## Requirement
Locate the string "NH₄HS" in the listing below. Copy every line where it is found.

## Data
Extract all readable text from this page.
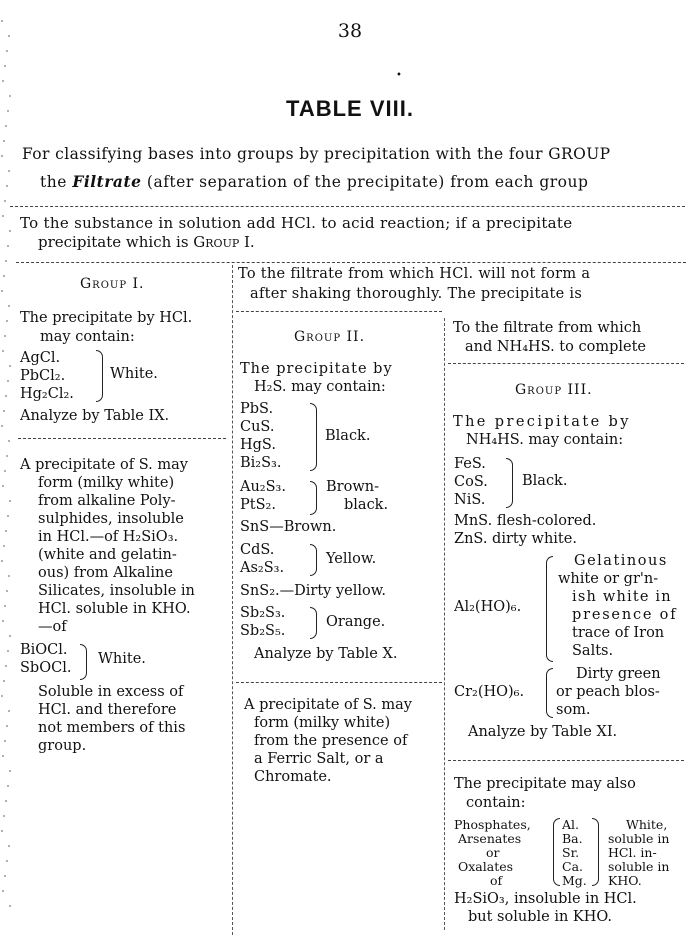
38
•
TABLE VIII.
For classifying bases into groups by precipitation with the four GROUP
the Filtrate (after separation of the precipitate) from each group
To the substance in solution add HCl. to acid reaction; if a precipitate
precipitate which is Group I.
Group I.
The precipitate by HCl.
may contain:
AgCl.
PbCl₂.
Hg₂Cl₂.
White.
Analyze by Table IX.
A precipitate of S. may
form (milky white)
from alkaline Poly-
sulphides, insoluble
in HCl.—of H₂SiO₃.
(white and gelatin-
ous) from Alkaline
Silicates, insoluble in
HCl. soluble in KHO.
—of
BiOCl.
SbOCl.
White.
Soluble in excess of
HCl. and therefore
not members of this
group.
To the filtrate from which HCl. will not form a
after shaking thoroughly. The precipitate is
Group II.
The precipitate by
H₂S. may contain:
PbS.
CuS.
HgS.
Bi₂S₃.
Black.
Au₂S₃.
PtS₂.
Brown-
black.
SnS—Brown.
CdS.
As₂S₃.
Yellow.
SnS₂.—Dirty yellow.
Sb₂S₃.
Sb₂S₅.
Orange.
Analyze by Table X.
A precipitate of S. may
form (milky white)
from the presence of
a Ferric Salt, or a
Chromate.
To the filtrate from which
and NH₄HS. to complete
Group III.
The precipitate by
NH₄HS. may contain:
FeS.
CoS.
NiS.
Black.
MnS. flesh-colored.
ZnS. dirty white.
Al₂(HO)₆.
Gelatinous
white or gr'n-
ish white in
presence of
trace of Iron
Salts.
Cr₂(HO)₆.
Dirty green
or peach blos-
som.
Analyze by Table XI.
The precipitate may also
contain:
Phosphates,
Arsenates
or
Oxalates
of
Al.
Ba.
Sr.
Ca.
Mg.
White,
soluble in
HCl. in-
soluble in
KHO.
H₂SiO₃, insoluble in HCl.
but soluble in KHO.
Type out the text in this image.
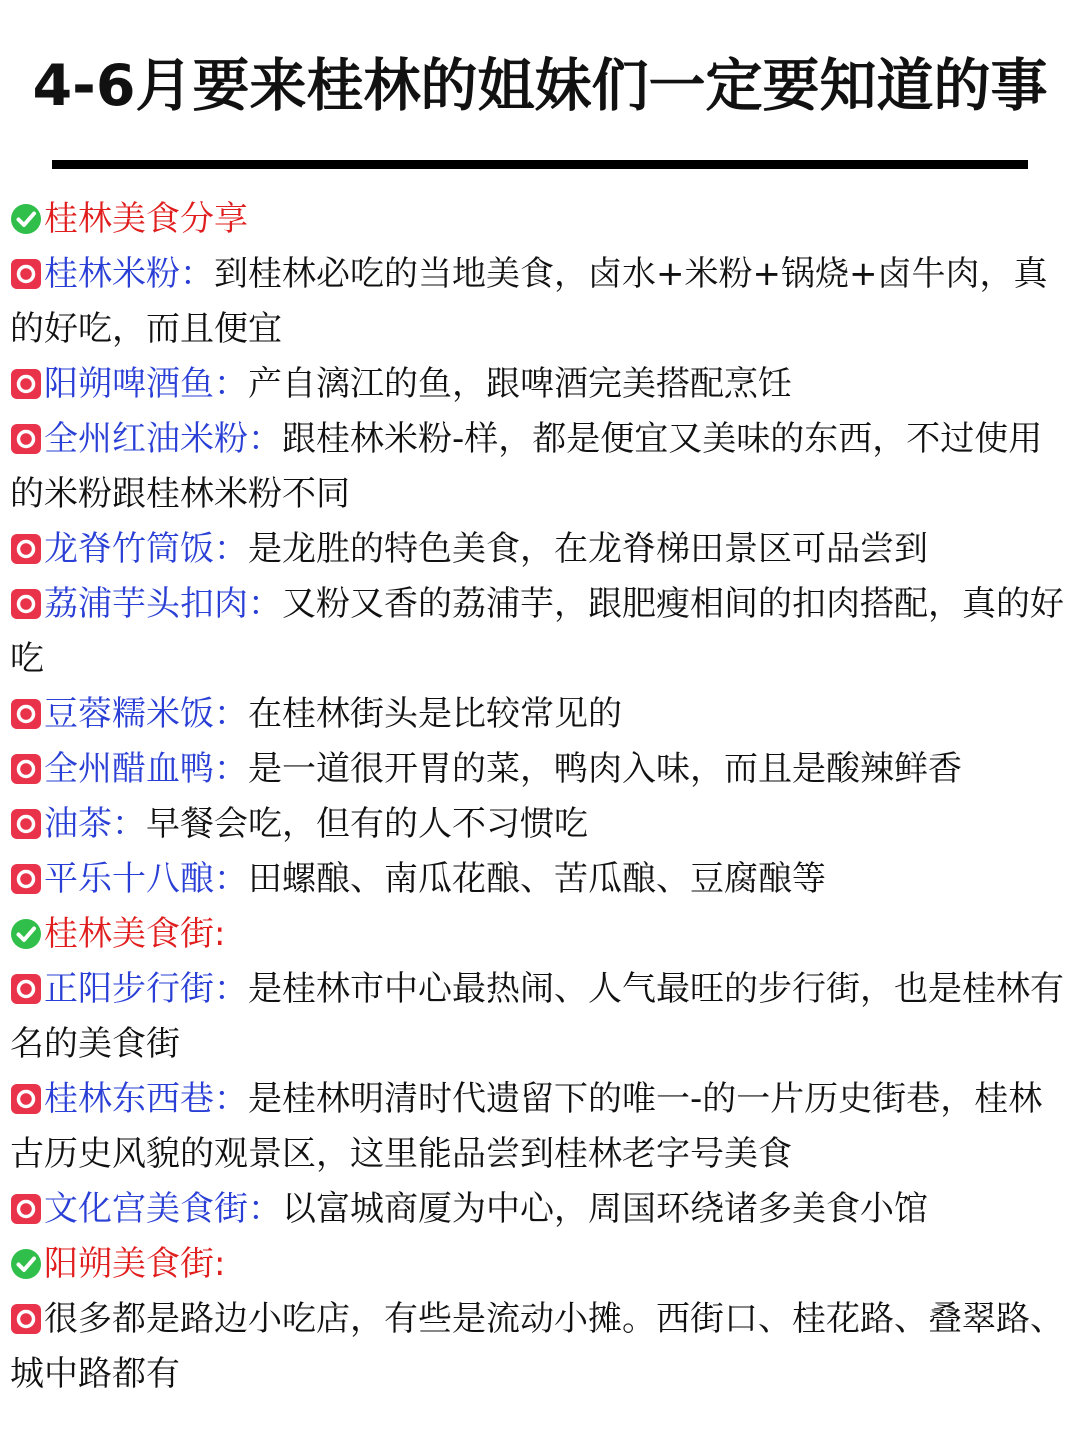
4-6月要来桂林的姐妹们一定要知道的事

桂林美食分享

桂林米粉：到桂林必吃的当地美食，卤水+米粉+锅烧+卤牛肉，真的好吃，而且便宜

阳朔啤酒鱼：产自漓江的鱼，跟啤酒完美搭配烹饪

全州红油米粉：跟桂林米粉-样，都是便宜又美味的东西，不过使用的米粉跟桂林米粉不同

龙脊竹筒饭：是龙胜的特色美食，在龙脊梯田景区可品尝到

荔浦芋头扣肉：又粉又香的荔浦芋，跟肥瘦相间的扣肉搭配，真的好吃

豆蓉糯米饭：在桂林街头是比较常见的

全州醋血鸭：是一道很开胃的菜，鸭肉入味，而且是酸辣鲜香

油茶：早餐会吃，但有的人不习惯吃

平乐十八酿：田螺酿、南瓜花酿、苦瓜酿、豆腐酿等

桂林美食街:

正阳步行街：是桂林市中心最热闹、人气最旺的步行街，也是桂林有名的美食街

桂林东西巷：是桂林明清时代遗留下的唯一-的一片历史街巷，桂林古历史风貌的观景区，这里能品尝到桂林老字号美食

文化宫美食街：以富城商厦为中心，周国环绕诸多美食小馆

阳朔美食街:

很多都是路边小吃店，有些是流动小摊。西街口、桂花路、叠翠路、城中路都有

## Exercise output
and NH₄HS. to complete
NH₄HS. may contain:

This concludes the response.